* What you need to do
(A) Answer these questions using the novel review.
(i) What is Poppy recovering from when the call comes?
(ii) Who was Poppy's first love?
(iii) Who has been Poppy's best friend since childhood?
(B) Decide whether each statement agrees with the novel review. Answer yes or no, and quote the words from the novel review that settle it.
(i) Hunter is Poppy's grandfather.
(ii) Hunter's approaching death is the focus of the story.
(iii) The plot drives the story more than the characters do.
(C) Carry on the novel review from its final sentence.

* Provided passage
************
Poppy Koslowski is recovering from a hysterectomy when she receives a call that her grandfather, Hunter, is dying. And she’s been given the responsibility of pulling the plug if need be. She takes her best friend since childhood, Abby, back home to the bosom of her family to help her deal with her mother and grandmother as well as an old love she’s never really gotten over.

So, while the set-up is pretty familiar territory, Opyr does some very interesting things with it. Hunter’s imminent death is not the focus. In fact, it’s rarely mentioned until it actually happens. It’s Opyr’s characters that drive the story, not the plot. First, there’s the wonderful Abby, who has enough sassy black lesbian chick in her to liven things up but never becomes a caricature. Their dialogue is sharp and witty without sounding written. She’s the polar opposite to the moneyed, cultured Susan, Poppy’s first love—but both characters are equally detailed and finely tuned. And someone even wins Poppy in the end.
************
* Data lines
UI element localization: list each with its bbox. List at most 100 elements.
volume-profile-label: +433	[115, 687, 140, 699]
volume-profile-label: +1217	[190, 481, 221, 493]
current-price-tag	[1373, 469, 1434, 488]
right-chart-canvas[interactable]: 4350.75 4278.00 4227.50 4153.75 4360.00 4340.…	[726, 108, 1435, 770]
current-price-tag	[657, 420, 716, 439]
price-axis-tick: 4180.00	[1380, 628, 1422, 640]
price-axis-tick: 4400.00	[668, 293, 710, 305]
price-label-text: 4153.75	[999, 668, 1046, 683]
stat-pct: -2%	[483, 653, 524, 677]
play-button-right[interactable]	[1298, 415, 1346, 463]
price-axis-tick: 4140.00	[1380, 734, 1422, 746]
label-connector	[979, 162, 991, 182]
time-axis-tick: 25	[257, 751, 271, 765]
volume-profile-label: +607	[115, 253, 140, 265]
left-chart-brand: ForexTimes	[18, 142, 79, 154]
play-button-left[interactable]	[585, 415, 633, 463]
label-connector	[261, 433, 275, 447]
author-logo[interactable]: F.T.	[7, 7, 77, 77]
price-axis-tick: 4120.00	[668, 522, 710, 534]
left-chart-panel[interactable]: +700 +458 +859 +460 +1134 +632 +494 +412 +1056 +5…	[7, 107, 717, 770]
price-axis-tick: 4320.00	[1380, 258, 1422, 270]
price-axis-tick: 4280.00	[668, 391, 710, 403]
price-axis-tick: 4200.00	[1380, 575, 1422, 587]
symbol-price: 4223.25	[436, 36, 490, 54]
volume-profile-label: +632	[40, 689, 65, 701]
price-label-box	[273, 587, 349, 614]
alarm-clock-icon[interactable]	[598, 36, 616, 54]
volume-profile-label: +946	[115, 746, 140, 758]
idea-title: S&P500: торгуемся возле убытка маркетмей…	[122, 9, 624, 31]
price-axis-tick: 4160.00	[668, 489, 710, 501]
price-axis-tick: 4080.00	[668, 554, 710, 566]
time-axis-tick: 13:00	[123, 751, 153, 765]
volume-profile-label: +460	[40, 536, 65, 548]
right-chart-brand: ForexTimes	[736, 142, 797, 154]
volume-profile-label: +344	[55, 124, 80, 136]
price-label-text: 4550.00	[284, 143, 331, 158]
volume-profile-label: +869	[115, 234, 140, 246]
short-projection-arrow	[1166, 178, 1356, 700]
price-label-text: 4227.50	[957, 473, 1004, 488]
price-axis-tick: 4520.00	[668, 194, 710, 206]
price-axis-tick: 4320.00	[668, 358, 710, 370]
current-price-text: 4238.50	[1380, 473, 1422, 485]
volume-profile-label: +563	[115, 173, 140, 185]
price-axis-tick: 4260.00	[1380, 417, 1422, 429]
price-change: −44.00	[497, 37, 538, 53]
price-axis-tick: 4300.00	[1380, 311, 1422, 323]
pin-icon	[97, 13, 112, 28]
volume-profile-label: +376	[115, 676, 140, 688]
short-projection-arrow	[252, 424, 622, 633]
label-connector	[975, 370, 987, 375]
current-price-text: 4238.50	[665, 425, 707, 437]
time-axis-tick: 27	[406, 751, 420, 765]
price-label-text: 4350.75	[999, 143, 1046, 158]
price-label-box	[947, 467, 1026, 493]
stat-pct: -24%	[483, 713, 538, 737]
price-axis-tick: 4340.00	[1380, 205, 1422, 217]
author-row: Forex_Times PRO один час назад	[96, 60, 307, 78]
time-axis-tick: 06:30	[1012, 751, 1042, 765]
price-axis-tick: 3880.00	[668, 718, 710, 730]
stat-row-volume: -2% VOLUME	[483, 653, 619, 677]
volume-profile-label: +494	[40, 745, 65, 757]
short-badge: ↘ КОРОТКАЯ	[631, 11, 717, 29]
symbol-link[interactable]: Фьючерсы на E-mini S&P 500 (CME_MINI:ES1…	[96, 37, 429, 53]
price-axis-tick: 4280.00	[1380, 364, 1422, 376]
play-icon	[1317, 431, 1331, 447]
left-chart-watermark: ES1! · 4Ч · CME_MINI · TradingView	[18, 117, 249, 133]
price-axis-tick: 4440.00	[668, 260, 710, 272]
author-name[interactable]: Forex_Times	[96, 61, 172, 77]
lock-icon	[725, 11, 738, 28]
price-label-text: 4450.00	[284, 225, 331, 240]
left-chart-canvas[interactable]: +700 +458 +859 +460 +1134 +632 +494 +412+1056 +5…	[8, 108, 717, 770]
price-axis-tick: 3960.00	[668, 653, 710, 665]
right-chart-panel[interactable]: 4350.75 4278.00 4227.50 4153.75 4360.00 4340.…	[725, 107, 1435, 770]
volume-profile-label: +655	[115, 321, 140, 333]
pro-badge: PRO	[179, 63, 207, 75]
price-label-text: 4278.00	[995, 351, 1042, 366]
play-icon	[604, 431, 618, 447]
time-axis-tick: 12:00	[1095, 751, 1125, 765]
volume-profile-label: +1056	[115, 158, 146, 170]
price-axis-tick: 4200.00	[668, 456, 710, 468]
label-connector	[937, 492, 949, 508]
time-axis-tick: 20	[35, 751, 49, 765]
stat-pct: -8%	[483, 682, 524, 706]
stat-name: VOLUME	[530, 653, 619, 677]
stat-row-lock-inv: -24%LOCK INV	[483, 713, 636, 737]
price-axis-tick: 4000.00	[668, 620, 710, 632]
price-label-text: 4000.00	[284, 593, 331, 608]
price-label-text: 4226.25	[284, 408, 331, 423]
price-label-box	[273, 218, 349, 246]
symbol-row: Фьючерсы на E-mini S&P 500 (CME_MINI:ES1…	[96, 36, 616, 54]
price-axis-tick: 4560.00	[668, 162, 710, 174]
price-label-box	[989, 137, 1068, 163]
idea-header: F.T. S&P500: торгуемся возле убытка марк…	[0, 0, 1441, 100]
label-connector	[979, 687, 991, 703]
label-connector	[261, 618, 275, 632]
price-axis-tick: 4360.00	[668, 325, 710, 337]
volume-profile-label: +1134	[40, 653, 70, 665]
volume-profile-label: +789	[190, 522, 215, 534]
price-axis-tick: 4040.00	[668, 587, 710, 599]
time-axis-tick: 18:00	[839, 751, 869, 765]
************
* Responses by task
(A)
(i) A hysterectomy.
(ii) Susan.
(iii) Abby.

(B)
(i) Yes: "her grandfather, Hunter, is dying"
(ii) No: "Hunter’s imminent death is not the focus."
(iii) No: "It’s Opyr’s characters that drive the story, not the plot."

(C)
For character, however, it’s tough to beat her dying grandfather, Hunter, who we see mostly in flashback. He’s a bitter ball of dysfunction: an alcoholic philanderer with a less-than-PC attitude towards children but one who took her and her mother in when they split from her father. Hunter is a piece of work, and Opyr uses her eye for detail and gift for dialogue to put him together like a ship in a bottle.

If there is a fault to the book it’s that it switches from past to present with little warning, which can be a bit disconcerting sometimes. Opyr, however, is a good enough writer to orient the reader quicker than most and, in the end, it’s less of a distraction that I’ve seen in other books with fractured timelines.

Shaken and Stirred is a fine, entertaining read, dealing with family complexity, the longings and ruminations that re-visiting your childhood home can bring and a very unexpected love story. It’s a wonderful novel to round out your summer.